REQUIRED TASK — Write the records out again exactly, leaving no images in.
-=-=-=-=-
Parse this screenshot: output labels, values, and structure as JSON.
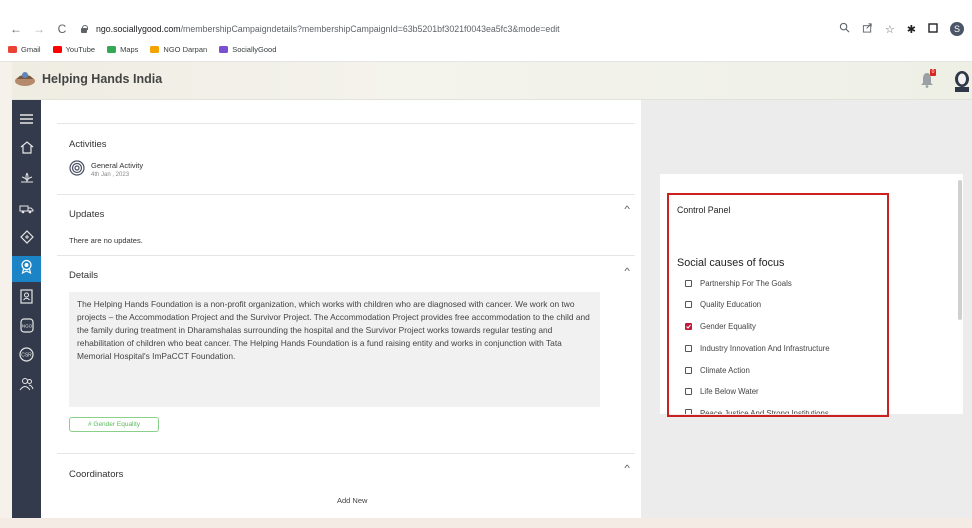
{
  "browser": {
    "url_host": "ngo.sociallygood.com",
    "url_path": "/membershipCampaigndetails?membershipCampaignId=63b5201bf3021f0043ea5fc3&mode=edit",
    "profile_initial": "S",
    "bookmarks": [
      {
        "label": "Gmail",
        "icon": "gmail-icon",
        "color": "#ea4335"
      },
      {
        "label": "YouTube",
        "icon": "youtube-icon",
        "color": "#ff0000"
      },
      {
        "label": "Maps",
        "icon": "maps-icon",
        "color": "#34a853"
      },
      {
        "label": "NGO Darpan",
        "icon": "ngo-darpan-icon",
        "color": "#f4a300"
      },
      {
        "label": "SociallyGood",
        "icon": "sociallygood-icon",
        "color": "#7b4fd1"
      }
    ]
  },
  "header": {
    "title": "Helping Hands India",
    "notification_count": "0"
  },
  "sidebar": {
    "items": [
      {
        "icon": "menu-icon",
        "active": false
      },
      {
        "icon": "home-icon",
        "active": false
      },
      {
        "icon": "lotus-icon",
        "active": false
      },
      {
        "icon": "donation-truck-icon",
        "active": false
      },
      {
        "icon": "diamond-sign-icon",
        "active": false
      },
      {
        "icon": "badge-icon",
        "active": true
      },
      {
        "icon": "id-card-icon",
        "active": false
      },
      {
        "icon": "ngo-icon",
        "active": false
      },
      {
        "icon": "csr-icon",
        "active": false
      },
      {
        "icon": "people-icon",
        "active": false
      }
    ],
    "accent": "#1b84c6"
  },
  "main": {
    "activities": {
      "title": "Activities",
      "items": [
        {
          "name": "General Activity",
          "date": "4th Jan , 2023"
        }
      ]
    },
    "updates": {
      "title": "Updates",
      "empty_text": "There are no updates."
    },
    "details": {
      "title": "Details",
      "text": "The Helping Hands Foundation is a non-profit organization, which works with children who are diagnosed with cancer. We work on two projects – the Accommodation Project and the Survivor Project. The Accommodation Project provides free accommodation to the child and the family during treatment in Dharamshalas surrounding the hospital and the Survivor Project works towards regular testing and rehabilitation of children who beat cancer. The Helping Hands Foundation is a fund raising entity and works in conjunction with Tata Memorial Hospital's ImPaCCT Foundation.",
      "tag": "# Gender Equality"
    },
    "coordinators": {
      "title": "Coordinators",
      "add_new": "Add New"
    }
  },
  "control_panel": {
    "title": "Control Panel",
    "causes_title": "Social causes of focus",
    "causes": [
      {
        "label": "Partnership For The Goals",
        "checked": false
      },
      {
        "label": "Quality Education",
        "checked": false
      },
      {
        "label": "Gender Equality",
        "checked": true
      },
      {
        "label": "Industry Innovation And Infrastructure",
        "checked": false
      },
      {
        "label": "Climate Action",
        "checked": false
      },
      {
        "label": "Life Below Water",
        "checked": false
      },
      {
        "label": "Peace Justice And Strong Institutions",
        "checked": false
      }
    ],
    "highlight_color": "#cc1f1f",
    "check_color": "#c2183a"
  }
}
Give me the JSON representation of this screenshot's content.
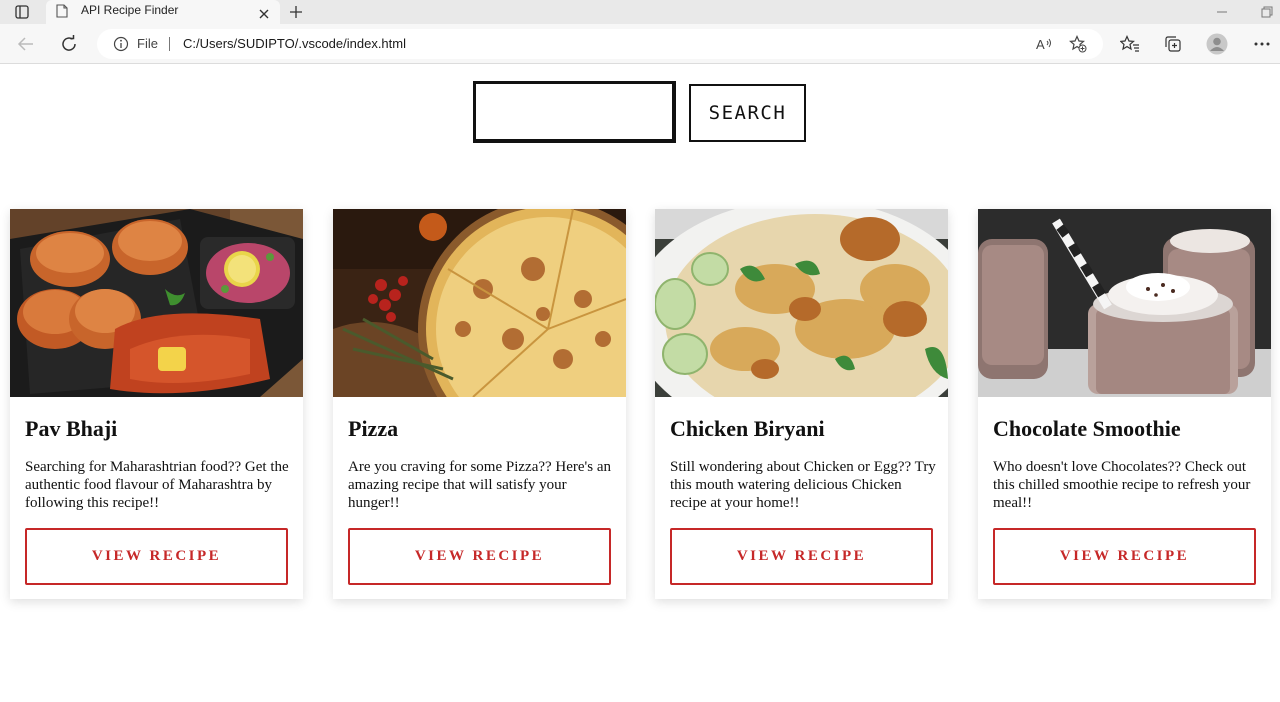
{
  "browser": {
    "tab_title": "API Recipe Finder",
    "address_scheme": "File",
    "url": "C:/Users/SUDIPTO/.vscode/index.html",
    "icons": [
      "sidebar-icon",
      "page-icon",
      "close-icon",
      "new-tab-icon",
      "minimize-icon",
      "restore-icon",
      "back-icon",
      "refresh-icon",
      "info-icon",
      "read-aloud-icon",
      "add-favorite-icon",
      "favorites-icon",
      "collections-icon",
      "profile-icon",
      "more-icon"
    ]
  },
  "search": {
    "input_value": "",
    "button_label": "SEARCH"
  },
  "cards": [
    {
      "title": "Pav Bhaji",
      "description": "Searching for Maharashtrian food?? Get the authentic food flavour of Maharashtra by following this recipe!!",
      "button_label": "VIEW RECIPE"
    },
    {
      "title": "Pizza",
      "description": "Are you craving for some Pizza?? Here's an amazing recipe that will satisfy your hunger!!",
      "button_label": "VIEW RECIPE"
    },
    {
      "title": "Chicken Biryani",
      "description": "Still wondering about Chicken or Egg?? Try this mouth watering delicious Chicken recipe at your home!!",
      "button_label": "VIEW RECIPE"
    },
    {
      "title": "Chocolate Smoothie",
      "description": "Who doesn't love Chocolates?? Check out this chilled smoothie recipe to refresh your meal!!",
      "button_label": "VIEW RECIPE"
    }
  ],
  "colors": {
    "accent": "#c62828",
    "text": "#111111",
    "chrome": "#f7f7f7"
  }
}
-=-=-=-=-
EXPECTED ANSWER —
Parse this screenshot: output labels, values, and structure as JSON.
{
  "browser": {
    "url_host": "ngo.sociallygood.com",
    "url_path": "/membershipCampaigndetails?membershipCampaignId=63b5201bf3021f0043ea5fc3&mode=edit",
    "profile_initial": "S",
    "bookmarks": [
      {
        "label": "Gmail",
        "icon": "gmail-icon",
        "color": "#ea4335"
      },
      {
        "label": "YouTube",
        "icon": "youtube-icon",
        "color": "#ff0000"
      },
      {
        "label": "Maps",
        "icon": "maps-icon",
        "color": "#34a853"
      },
      {
        "label": "NGO Darpan",
        "icon": "ngo-darpan-icon",
        "color": "#f4a300"
      },
      {
        "label": "SociallyGood",
        "icon": "sociallygood-icon",
        "color": "#7b4fd1"
      }
    ]
  },
  "header": {
    "title": "Helping Hands India",
    "notification_count": "0"
  },
  "sidebar": {
    "items": [
      {
        "icon": "menu-icon",
        "active": false
      },
      {
        "icon": "home-icon",
        "active": false
      },
      {
        "icon": "lotus-icon",
        "active": false
      },
      {
        "icon": "donation-truck-icon",
        "active": false
      },
      {
        "icon": "diamond-sign-icon",
        "active": false
      },
      {
        "icon": "badge-icon",
        "active": true
      },
      {
        "icon": "id-card-icon",
        "active": false
      },
      {
        "icon": "ngo-icon",
        "active": false
      },
      {
        "icon": "csr-icon",
        "active": false
      },
      {
        "icon": "people-icon",
        "active": false
      }
    ],
    "accent": "#1b84c6"
  },
  "main": {
    "activities": {
      "title": "Activities",
      "items": [
        {
          "name": "General Activity",
          "date": "4th Jan , 2023"
        }
      ]
    },
    "updates": {
      "title": "Updates",
      "empty_text": "There are no updates."
    },
    "details": {
      "title": "Details",
      "text": "The Helping Hands Foundation is a non-profit organization, which works with children who are diagnosed with cancer. We work on two projects – the Accommodation Project and the Survivor Project. The Accommodation Project provides free accommodation to the child and the family during treatment in Dharamshalas surrounding the hospital and the Survivor Project works towards regular testing and rehabilitation of children who beat cancer. The Helping Hands Foundation is a fund raising entity and works in conjunction with Tata Memorial Hospital's ImPaCCT Foundation.",
      "tag": "# Gender Equality"
    },
    "coordinators": {
      "title": "Coordinators",
      "add_new": "Add New"
    }
  },
  "control_panel": {
    "title": "Control Panel",
    "causes_title": "Social causes of focus",
    "causes": [
      {
        "label": "Partnership For The Goals",
        "checked": false
      },
      {
        "label": "Quality Education",
        "checked": false
      },
      {
        "label": "Gender Equality",
        "checked": true
      },
      {
        "label": "Industry Innovation And Infrastructure",
        "checked": false
      },
      {
        "label": "Climate Action",
        "checked": false
      },
      {
        "label": "Life Below Water",
        "checked": false
      },
      {
        "label": "Peace Justice And Strong Institutions",
        "checked": false
      }
    ],
    "highlight_color": "#cc1f1f",
    "check_color": "#c2183a"
  }
}
Give me the JSON representation of this screenshot's content.
{
  "browser": {
    "tab_title": "API Recipe Finder",
    "address_scheme": "File",
    "url": "C:/Users/SUDIPTO/.vscode/index.html",
    "icons": [
      "sidebar-icon",
      "page-icon",
      "close-icon",
      "new-tab-icon",
      "minimize-icon",
      "restore-icon",
      "back-icon",
      "refresh-icon",
      "info-icon",
      "read-aloud-icon",
      "add-favorite-icon",
      "favorites-icon",
      "collections-icon",
      "profile-icon",
      "more-icon"
    ]
  },
  "search": {
    "input_value": "",
    "button_label": "SEARCH"
  },
  "cards": [
    {
      "title": "Pav Bhaji",
      "description": "Searching for Maharashtrian food?? Get the authentic food flavour of Maharashtra by following this recipe!!",
      "button_label": "VIEW RECIPE"
    },
    {
      "title": "Pizza",
      "description": "Are you craving for some Pizza?? Here's an amazing recipe that will satisfy your hunger!!",
      "button_label": "VIEW RECIPE"
    },
    {
      "title": "Chicken Biryani",
      "description": "Still wondering about Chicken or Egg?? Try this mouth watering delicious Chicken recipe at your home!!",
      "button_label": "VIEW RECIPE"
    },
    {
      "title": "Chocolate Smoothie",
      "description": "Who doesn't love Chocolates?? Check out this chilled smoothie recipe to refresh your meal!!",
      "button_label": "VIEW RECIPE"
    }
  ],
  "colors": {
    "accent": "#c62828",
    "text": "#111111",
    "chrome": "#f7f7f7"
  }
}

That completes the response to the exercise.